• [Records provided]
★ ★ ★
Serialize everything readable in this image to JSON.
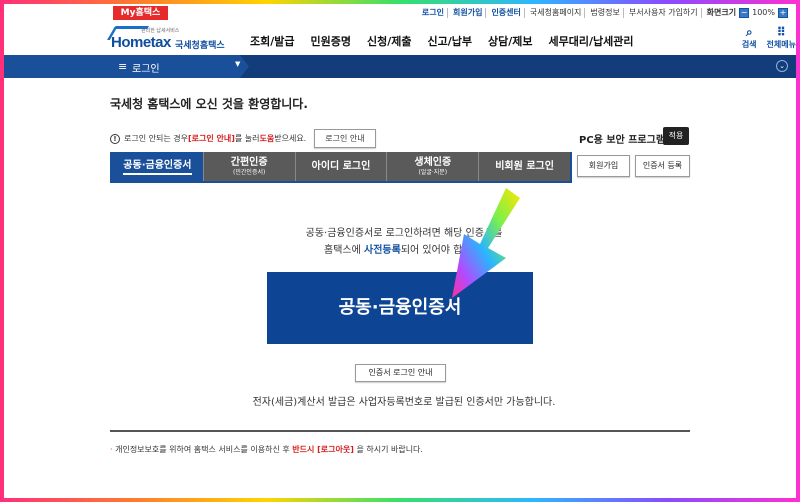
{
  "utility": {
    "my_hometax": "My홈택스",
    "links": [
      "로그인",
      "회원가입",
      "인증센터",
      "국세청홈페이지",
      "법령정보",
      "부서사용자 가입하기"
    ],
    "screen_size_label": "화면크기",
    "zoom": "100%"
  },
  "logo": {
    "tagline": "편리한 납세서비스",
    "brand": "Hometax",
    "org": "국세청홈택스"
  },
  "gnb": [
    "조회/발급",
    "민원증명",
    "신청/제출",
    "신고/납부",
    "상담/제보",
    "세무대리/납세관리"
  ],
  "header_icons": {
    "search": "검색",
    "all_menu": "전체메뉴"
  },
  "nav": {
    "current": "로그인"
  },
  "welcome": "국세청 홈택스에 오신 것을 환영합니다.",
  "info": {
    "pre": "로그인 안되는 경우 ",
    "highlight": "[로그인 안내]",
    "mid": "를 눌러 ",
    "help": "도움",
    "post": "받으세요.",
    "button": "로그인 안내"
  },
  "pc_security": {
    "label": "PC용 보안 프로그램",
    "apply": "적용"
  },
  "tabs": [
    {
      "label": "공동·금융인증서",
      "sub": ""
    },
    {
      "label": "간편인증",
      "sub": "(민간인증서)"
    },
    {
      "label": "아이디 로그인",
      "sub": ""
    },
    {
      "label": "생체인증",
      "sub": "(얼굴·지문)"
    },
    {
      "label": "비회원 로그인",
      "sub": ""
    }
  ],
  "side_buttons": {
    "join": "회원가입",
    "cert_register": "인증서 등록"
  },
  "desc": {
    "line1": "공동·금융인증서로 로그인하려면 해당 인증서를",
    "line2_pre": "홈택스에 ",
    "line2_b": "사전등록",
    "line2_post": "되어 있어야 합니다."
  },
  "cert_button": "공동·금융인증서",
  "cert_guide": "인증서 로그인 안내",
  "note": "전자(세금)계산서 발급은 사업자등록번호로 발급된 인증서만 가능합니다.",
  "privacy": {
    "pre": "개인정보보호를 위하여 홈택스 서비스를 이용하신 후 ",
    "bold1": "반드시 [로그아웃]",
    "post": "을 하시기 바랍니다."
  },
  "colors": {
    "brand": "#0d4594",
    "nav": "#123c7a",
    "accent_red": "#d42020",
    "tab_inactive": "#5a5a5a"
  }
}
★ ★ ★
• [Exercise details] Transcribe all the data word for word; the images stay out.

• [Task output]
Serialize everything readable in this image to JSON.
{
  "utility": {
    "my_hometax": "My홈택스",
    "links": [
      "로그인",
      "회원가입",
      "인증센터",
      "국세청홈페이지",
      "법령정보",
      "부서사용자 가입하기"
    ],
    "screen_size_label": "화면크기",
    "zoom": "100%"
  },
  "logo": {
    "tagline": "편리한 납세서비스",
    "brand": "Hometax",
    "org": "국세청홈택스"
  },
  "gnb": [
    "조회/발급",
    "민원증명",
    "신청/제출",
    "신고/납부",
    "상담/제보",
    "세무대리/납세관리"
  ],
  "header_icons": {
    "search": "검색",
    "all_menu": "전체메뉴"
  },
  "nav": {
    "current": "로그인"
  },
  "welcome": "국세청 홈택스에 오신 것을 환영합니다.",
  "info": {
    "pre": "로그인 안되는 경우 ",
    "highlight": "[로그인 안내]",
    "mid": "를 눌러 ",
    "help": "도움",
    "post": "받으세요.",
    "button": "로그인 안내"
  },
  "pc_security": {
    "label": "PC용 보안 프로그램",
    "apply": "적용"
  },
  "tabs": [
    {
      "label": "공동·금융인증서",
      "sub": ""
    },
    {
      "label": "간편인증",
      "sub": "(민간인증서)"
    },
    {
      "label": "아이디 로그인",
      "sub": ""
    },
    {
      "label": "생체인증",
      "sub": "(얼굴·지문)"
    },
    {
      "label": "비회원 로그인",
      "sub": ""
    }
  ],
  "side_buttons": {
    "join": "회원가입",
    "cert_register": "인증서 등록"
  },
  "desc": {
    "line1": "공동·금융인증서로 로그인하려면 해당 인증서를",
    "line2_pre": "홈택스에 ",
    "line2_b": "사전등록",
    "line2_post": "되어 있어야 합니다."
  },
  "cert_button": "공동·금융인증서",
  "cert_guide": "인증서 로그인 안내",
  "note": "전자(세금)계산서 발급은 사업자등록번호로 발급된 인증서만 가능합니다.",
  "privacy": {
    "pre": "개인정보보호를 위하여 홈택스 서비스를 이용하신 후 ",
    "bold1": "반드시 [로그아웃]",
    "post": "을 하시기 바랍니다."
  },
  "colors": {
    "brand": "#0d4594",
    "nav": "#123c7a",
    "accent_red": "#d42020",
    "tab_inactive": "#5a5a5a"
  }
}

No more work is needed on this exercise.